**What is required:**
Below are some records. Say how many of their lines contain the string "circuit", and give nothing but the number.

— Begin Supplied records —

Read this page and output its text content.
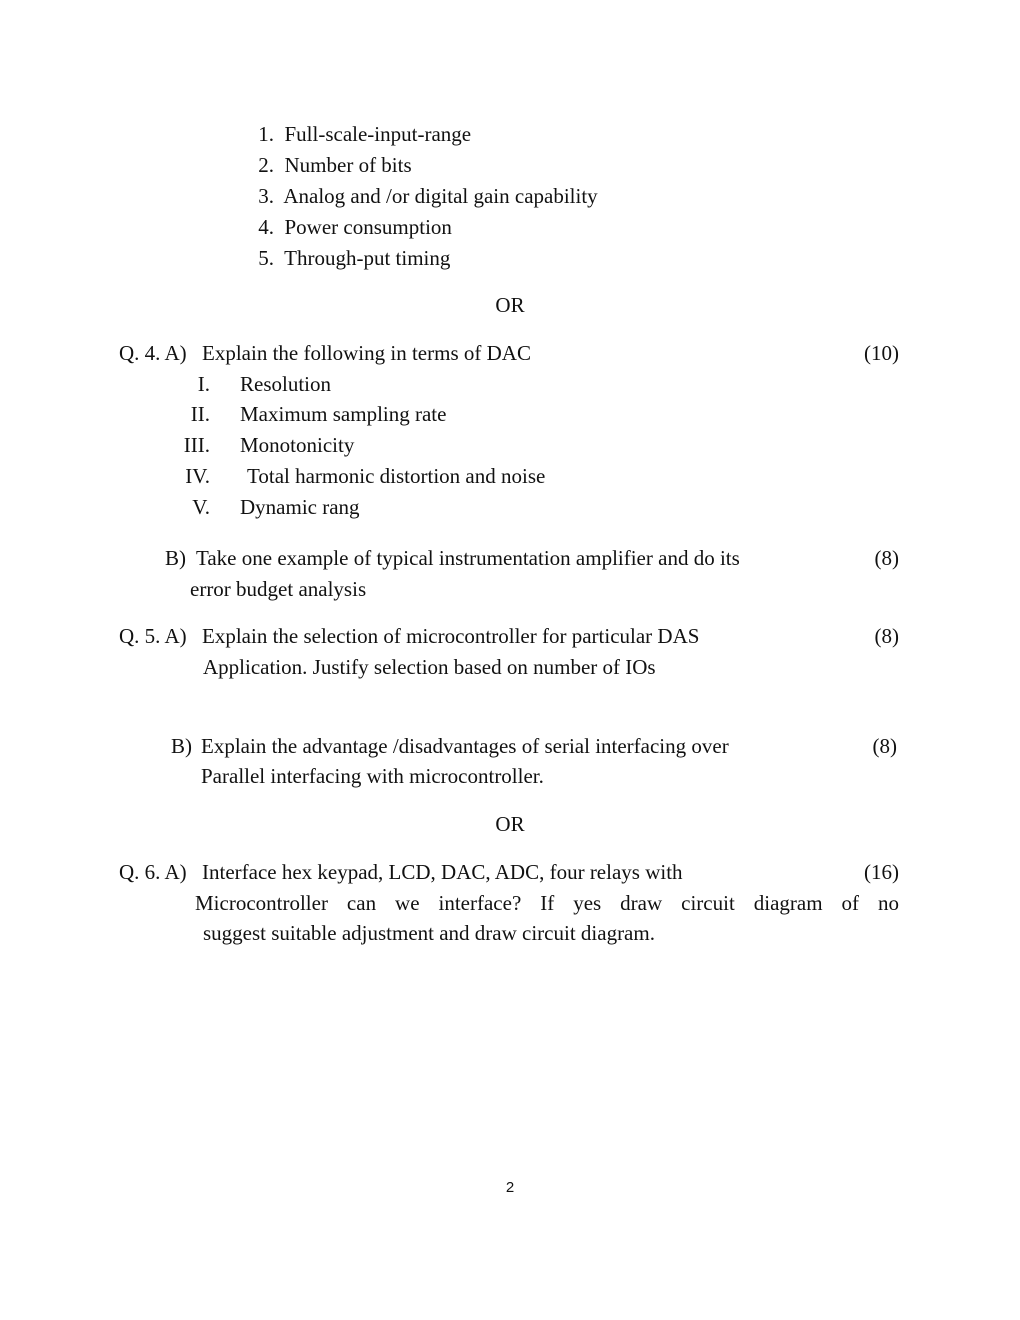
1. Full-scale-input-range
2. Number of bits
3. Analog and /or digital gain capability
4. Power consumption
5. Through-put timing
OR
Q. 4. A) Explain the following in terms of DAC	(10)
I. Resolution
II. Maximum sampling rate
III. Monotonicity
IV. Total harmonic distortion and noise
V. Dynamic rang
B) Take one example of typical instrumentation amplifier and do its
error budget analysis
(8)
Q. 5. A) Explain the selection of microcontroller for particular DAS
Application. Justify selection based on number of IOs
(8)
B) Explain the advantage /disadvantages of serial interfacing over
Parallel interfacing with microcontroller.
(8)
OR
Q. 6. A) Interface hex keypad, LCD, DAC, ADC, four relays with	(16)
Microcontroller can we interface? If yes draw circuit diagram of no
suggest suitable adjustment and draw circuit diagram.
2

— End Supplied records —

**Answer for the task:**
2